Kutipan
Raihan mengaku, saat berjuang memenangkan Prabowo-Sandi, ia masuk ke kantong-kantong suara Jokowi-Ma’ruf. Misalnya, wilayah Majalengka yang merupakan salah satu basis Partai Demokrasi Indonesia Perjuangan (PDI-P) di Jawa Barat. Akan tetapi, Raihan menyadari, ia cuma relawan.

“Keputusan Gerindra itu ya tergantung elite Gerindra," ujarnya saat dihubungi, Senin (21/10).

Presiden Joko Widodo (kanan) berjabat tangan dengan Ketua Umum Partai Gerindra Prabowo Subianto (kiri) dalam pertemuan di Istana Merdeka, Jakarta, Jumat (11/10). /Antara Foto.

Politik konco

Dihubungi terpisah, CEO sekaligus pemimpin redaksi RMOL.id Teguh Santosa yang mengaku pernah mengambil posisi mendukung Prabowo saat Pilpres 2019 mengatakan, terkait adanya pihak yang kecewa terhadap sikap Prabowo, tak akan memengaruhi partisipasi publik dalam mengawasi jalannya pemerintahan.

Sejauh ini, kata dia, konflik hanya meningkat saat pemilu saja. Setelah itu, semua kembali lagi ke titik semula.

"Hal itu bisa dilihat dari sikap Rocky Gerung yang menyebut Prabowo sampah, tapi dia berpelukan dengan Prabowo saat rakernas (rapat kerja nasional Gerindra) kemarin," tuturnya saat ditemui di Menteng, Jakarta Pusat, Sabtu (19/10). Teguh pun yakin, masyarakat akan tetap kritis dengan pemerintahan Jokowi-Ma'ruf.

Sementara itu, Ketua Umum Relawan Prabowo-Sandi (Prasa) Ahmad Murlan Pasaribu mengaku tak kecewa sama sekali dengan perubahan halauan Prabowo dan elite Partai Gerindra. Ia pun mengatakan, tak peduli dengan sikap elite Gerindra.

Menurut Murlan, dukungannya berdasarkan seruan ulama. "Dan bukan karena Prabowo ataupun Sandiaga Uno," ujarnya saat dihubungi, Senin (21/10).

Melihat kondisi ini, Murlan menuturkan, tak akan tinggal diam. Ia bersama elemen PA 212 menyatakan siap menjadi kekuatan oposisi.

"Yang kritis terhadap kebijakan pemerintah, yang tak pro terhadap rakyat," katanya.

Murlan mengatakan, akan mengusahan dialog terlebih dahulu dalam melayangkan protes terhadap kebijakan pemerintah. Bila sudah takbisa, pihaknya akan melakukan mobilisasi secara besar-besaran.

Tugas A
Tuliskan semua nama tempat atau wilayah yang muncul dalam kutipan berita tentang sikap pendukung Prabowo, sesuai urutan kemunculannya.
Tugas B
Lanjutkan kutipan berita tentang sikap pendukung Prabowo mulai dari kalimat terakhirnya.

Data

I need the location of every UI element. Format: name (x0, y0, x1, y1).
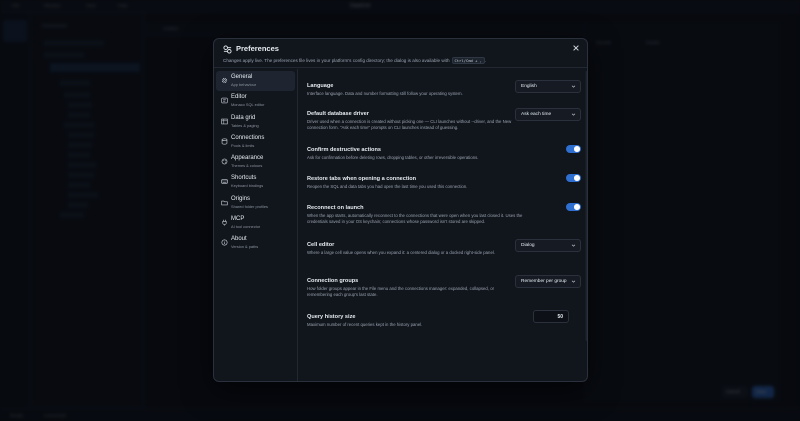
chevron-down-icon (571, 113, 576, 116)
palette-icon (221, 158, 228, 165)
setting-title: Reconnect on launch (307, 205, 364, 211)
select-value: Dialog (521, 243, 535, 248)
setting-description: Driver used when a connection is created… (307, 119, 512, 131)
scrollbar[interactable] (585, 71, 588, 381)
gear-icon (221, 77, 228, 84)
setting-description: Reopen the SQL and data tabs you had ope… (307, 184, 468, 189)
database-icon (221, 138, 228, 145)
nav-label: About (231, 236, 247, 243)
toggle-knob (574, 175, 580, 181)
setting-title: Cell editor (307, 242, 335, 248)
info-icon (221, 239, 228, 246)
nav-sublabel: Keyboard bindings (231, 183, 264, 189)
subtitle-text: Changes apply live. The preferences file… (223, 58, 450, 63)
nav-sublabel: Monaco SQL editor (231, 102, 265, 108)
setting-description: Maximum number of recent queries kept in… (307, 322, 423, 327)
nav-item-editor[interactable]: Editor Monaco SQL editor (216, 91, 295, 111)
restore-tabs-toggle[interactable] (566, 174, 581, 182)
dialog-header: Preferences Changes apply live. The pref… (214, 39, 587, 68)
nav-label: Connections (231, 134, 265, 141)
reconnect-toggle[interactable] (566, 203, 581, 211)
setting-title: Query history size (307, 314, 356, 320)
connection-groups-select[interactable]: Remember per group (515, 275, 581, 288)
setting-title: Confirm destructive actions (307, 147, 381, 153)
setting-description: Where a large cell value opens when you … (307, 250, 495, 255)
nav-item-mcp[interactable]: MCP AI tool connector (216, 213, 295, 233)
chevron-down-icon (571, 280, 576, 283)
preferences-dialog: Preferences Changes apply live. The pref… (213, 38, 588, 382)
nav-label: General (231, 74, 253, 80)
cell-editor-select[interactable]: Dialog (515, 239, 581, 252)
preferences-nav: General App behaviour Editor Monaco SQL … (214, 69, 298, 381)
setting-title: Language (307, 83, 334, 89)
dialog-subtitle: Changes apply live. The preferences file… (223, 57, 486, 64)
nav-sublabel: Shared folder profiles (231, 203, 268, 209)
nav-sublabel: Pools & limits (231, 142, 255, 148)
nav-sublabel: Themes & colours (231, 163, 263, 169)
query-history-input[interactable]: 50 (533, 310, 569, 323)
nav-label: Shortcuts (231, 175, 257, 182)
close-icon (572, 45, 579, 51)
nav-sublabel: Tables & paging (231, 122, 259, 128)
setting-title: Restore tabs when opening a connection (307, 176, 417, 182)
nav-label: MCP (231, 216, 245, 223)
nav-item-connections[interactable]: Connections Pools & limits (216, 132, 295, 152)
nav-item-origins[interactable]: Origins Shared folder profiles (216, 193, 295, 213)
nav-sublabel: App behaviour (231, 82, 257, 87)
settings-panel: Language Interface language. Data and nu… (299, 69, 588, 381)
select-value: Remember per group (521, 279, 567, 284)
nav-item-general[interactable]: General App behaviour (216, 71, 295, 92)
setting-description: Interface language. Data and number form… (307, 91, 463, 96)
select-value: Ask each time (521, 112, 552, 117)
chevron-down-icon (571, 244, 576, 247)
toggle-knob (574, 204, 580, 210)
nav-label: Appearance (231, 155, 264, 162)
subtitle-suffix: . (484, 58, 487, 63)
dialog-title: Preferences (236, 44, 279, 53)
nav-item-appearance[interactable]: Appearance Themes & colours (216, 152, 295, 172)
setting-title: Connection groups (307, 278, 359, 284)
nav-item-shortcuts[interactable]: Shortcuts Keyboard bindings (216, 172, 295, 192)
shortcut-kbd: Ctrl/Cmd + , (451, 57, 485, 64)
table-icon (221, 118, 228, 124)
language-select[interactable]: English (515, 80, 581, 93)
close-button[interactable] (571, 44, 580, 53)
plug-icon (222, 219, 227, 226)
nav-item-about[interactable]: About Version & paths (216, 233, 295, 253)
nav-sublabel: AI tool connector (231, 224, 261, 230)
toggle-knob (574, 146, 580, 152)
nav-label: Origins (231, 195, 251, 202)
nav-item-data-grid[interactable]: Data grid Tables & paging (216, 112, 295, 132)
setting-description: When the app starts, automatically recon… (307, 213, 523, 225)
folder-icon (221, 200, 228, 206)
setting-description: Ask for confirmation before deleting row… (307, 155, 479, 160)
nav-sublabel: Version & paths (231, 244, 259, 250)
chevron-down-icon (571, 85, 576, 88)
code-icon (221, 98, 228, 104)
select-value: English (521, 84, 537, 89)
nav-label: Data grid (231, 114, 256, 121)
setting-title: Default database driver (307, 111, 369, 117)
default-driver-select[interactable]: Ask each time (515, 108, 581, 121)
confirm-destructive-toggle[interactable] (566, 145, 581, 153)
sliders-icon (223, 45, 232, 54)
keyboard-icon (221, 179, 228, 185)
setting-description: How folder groups appear in the File men… (307, 286, 495, 298)
nav-label: Editor (231, 94, 247, 101)
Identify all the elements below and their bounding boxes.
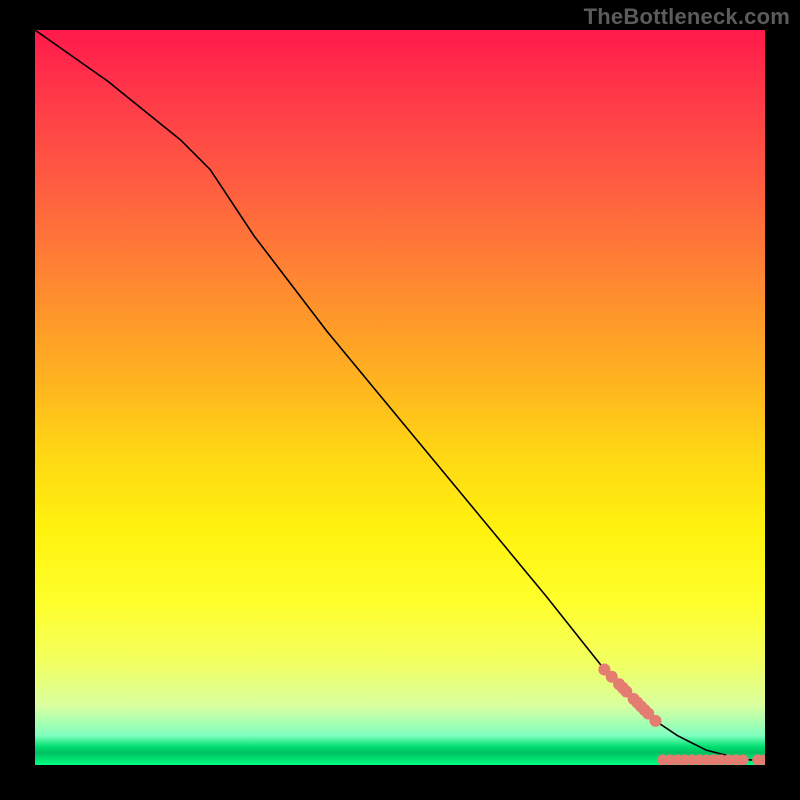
- chart-overlay: [35, 30, 765, 765]
- chart-frame: TheBottleneck.com: [0, 0, 800, 800]
- data-point: [738, 754, 749, 765]
- scatter-upper: [598, 664, 661, 727]
- data-point: [650, 715, 662, 727]
- attribution-label: TheBottleneck.com: [584, 4, 790, 30]
- curve-line: [35, 30, 765, 760]
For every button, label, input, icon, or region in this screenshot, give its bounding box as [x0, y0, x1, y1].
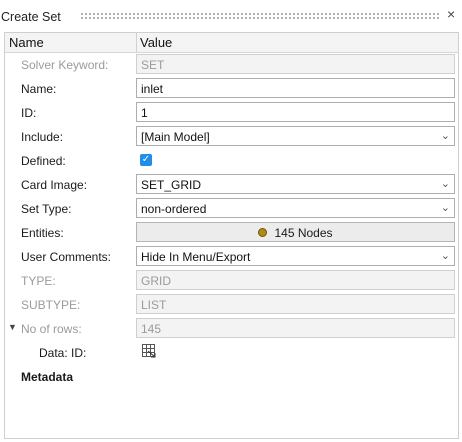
defined-label: Defined: — [21, 154, 66, 168]
column-header-name: Name — [9, 35, 44, 50]
name-label: Name: — [21, 82, 57, 96]
row-solver-keyword: Solver Keyword: SET — [5, 53, 458, 76]
id-label: ID: — [21, 106, 37, 120]
set-type-value: non-ordered — [141, 202, 207, 216]
id-input[interactable]: 1 — [136, 102, 455, 122]
entities-value: 145 Nodes — [274, 226, 333, 240]
window-title: Create Set — [1, 10, 61, 24]
row-subtype: SUBTYPE: LIST — [5, 293, 458, 316]
defined-checkbox[interactable]: ✓ — [140, 154, 152, 166]
subtype-label: SUBTYPE: — [21, 298, 81, 312]
node-dot-icon — [258, 228, 268, 237]
entities-label: Entities: — [21, 226, 64, 240]
solver-keyword-field: SET — [136, 54, 455, 74]
user-comments-select[interactable]: Hide In Menu/Export ⌄ — [136, 246, 455, 266]
card-image-label: Card Image: — [21, 178, 88, 192]
chevron-down-icon[interactable]: ⌄ — [441, 249, 450, 262]
solver-keyword-label: Solver Keyword: — [21, 58, 109, 72]
type-field: GRID — [136, 270, 455, 290]
chevron-down-icon[interactable]: ⌄ — [441, 129, 450, 142]
row-metadata: Metadata — [5, 365, 458, 388]
row-user-comments: User Comments: Hide In Menu/Export ⌄ — [5, 245, 458, 268]
drag-handle[interactable] — [80, 12, 441, 20]
close-icon[interactable]: × — [447, 6, 455, 22]
table-header: Name Value — [5, 33, 458, 53]
no-of-rows-field: 145 — [136, 318, 455, 338]
include-value: [Main Model] — [141, 130, 210, 144]
property-panel: Name Value Solver Keyword: SET Name: inl… — [4, 32, 459, 439]
set-type-label: Set Type: — [21, 202, 72, 216]
set-type-select[interactable]: non-ordered ⌄ — [136, 198, 455, 218]
include-label: Include: — [21, 130, 64, 144]
row-id: ID: 1 — [5, 101, 458, 124]
card-image-value: SET_GRID — [141, 178, 202, 192]
row-set-type: Set Type: non-ordered ⌄ — [5, 197, 458, 220]
type-label: TYPE: — [21, 274, 56, 288]
metadata-heading: Metadata — [21, 370, 74, 384]
no-of-rows-label: No of rows: — [21, 322, 82, 336]
row-name: Name: inlet — [5, 77, 458, 100]
include-select[interactable]: [Main Model] ⌄ — [136, 126, 455, 146]
row-data-id: Data: ID: — [5, 341, 458, 364]
name-input[interactable]: inlet — [136, 78, 455, 98]
chevron-down-icon[interactable]: ⌄ — [441, 177, 450, 190]
card-image-select[interactable]: SET_GRID ⌄ — [136, 174, 455, 194]
column-divider[interactable] — [136, 33, 137, 52]
entities-button[interactable]: 145 Nodes — [136, 222, 455, 242]
collapse-arrow-icon[interactable]: ▼ — [8, 322, 17, 332]
chevron-down-icon[interactable]: ⌄ — [441, 201, 450, 214]
data-id-label: Data: ID: — [39, 346, 87, 360]
table-icon[interactable] — [142, 344, 156, 358]
row-no-of-rows: ▼ No of rows: 145 — [5, 317, 458, 340]
title-bar: Create Set × — [0, 0, 462, 30]
user-comments-value: Hide In Menu/Export — [141, 250, 251, 264]
subtype-field: LIST — [136, 294, 455, 314]
row-include: Include: [Main Model] ⌄ — [5, 125, 458, 148]
row-defined: Defined: ✓ — [5, 149, 458, 172]
row-card-image: Card Image: SET_GRID ⌄ — [5, 173, 458, 196]
row-entities: Entities: 145 Nodes — [5, 221, 458, 244]
user-comments-label: User Comments: — [21, 250, 112, 264]
column-header-value: Value — [140, 35, 173, 50]
row-type: TYPE: GRID — [5, 269, 458, 292]
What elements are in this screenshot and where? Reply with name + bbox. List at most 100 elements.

Jawaban A
Majalengka, Jawa Barat, Istana Merdeka, Jakarta, Menteng, Jakarta Pusat

Jawaban B
Teguh Santosa pun tak terkejut dengan keputusan Prabowo yang merapat ke KIK. Menurutnya, demokrasi di Indonesia memiliki cita rasa oposisi yang berbeda dengan negara lain. Sistem presidensial multipartai di Indonesia, kata dia, punya corak bias antara oposisi dan koalisi.

"Karena dalam oposisi akan ada hal yang bernuansa koalisi," ucapnya.

Teguh mengatakan, hal ini dipengaruhi hubungan individu antarpatron politik, yang sejak dahulu ada dalam politik nasional. Maka, takbisa dimungkiri ada distribusi kekuasaan antara pemenang dan pihak yang kalah.

"Perkoncoan itu memengaruhi sistem politik kita. Hubungan Megawati dan Prabowo itu kan sebenarnya yang menjadi ikatan kuat," ujarnya.

Meski begitu, ia tak khawatir dengan bergabungnya Gerindra, yang kemungkinan akan memupuskan check and balance di DPR. Teguh berkaca pada dua periode pemerintahan Susilo Bambang Yudhoyono (SBY). Peran check and balance tetap hidup, seiring timbulnya friksi di internal koalisi.

"Sifat oposisi itu bakal muncul ketika ada kasus yang muncul. Jika ada kasus yang menimpa partai koalisi, di situ nanti akan ada sifat oposisi dari internal koalisi,” kata dia. “Hal itulah yang dahulu membuat SBY kerepotan mengurusi koalisinya."

Teguh yakin, partai politik pendukung pemerintah hanya mengalami “bulan madu” sebentar. Sebab, bakal muncul friksi di dalamnya.

Ketua Umum Partai Gerindra Prabowo Subianto (kiri) bersama Sandiaga Uno tiba untuk menghadiri upacara pelantikan Presiden dan Wakil presiden periode 2019-2024 Joko Widodo dan Ma'ruf Amin di Gedung Nusantara, kompleks Parlemen, Senayan, Jakarta, Minggu (20/10). /Antara Foto.

Kerugian bagi Prabowo

Pendiri Lembaga Survei Kelompok Diskusi dan Kajian Opini Publik Indonesia (KedaiKOPI), Hendri Satrio menilai, masuknya Gerindra ke pemerintahan bakal menjadi buah yang positif bagi Partai Keadilan Sejahtera (PKS).

Sebab, kemungkinan besar, pendukung yang kecewa dengan Prabowo akan beralih mendukung PKS yang konsisten menjadi oposisi.

"Pokoknya PKS diuntungkanlah Prabowo masuk kabinet," ujarnya saat ditemui di Menteng, Jakarta Pusat, Sabtu (19/10).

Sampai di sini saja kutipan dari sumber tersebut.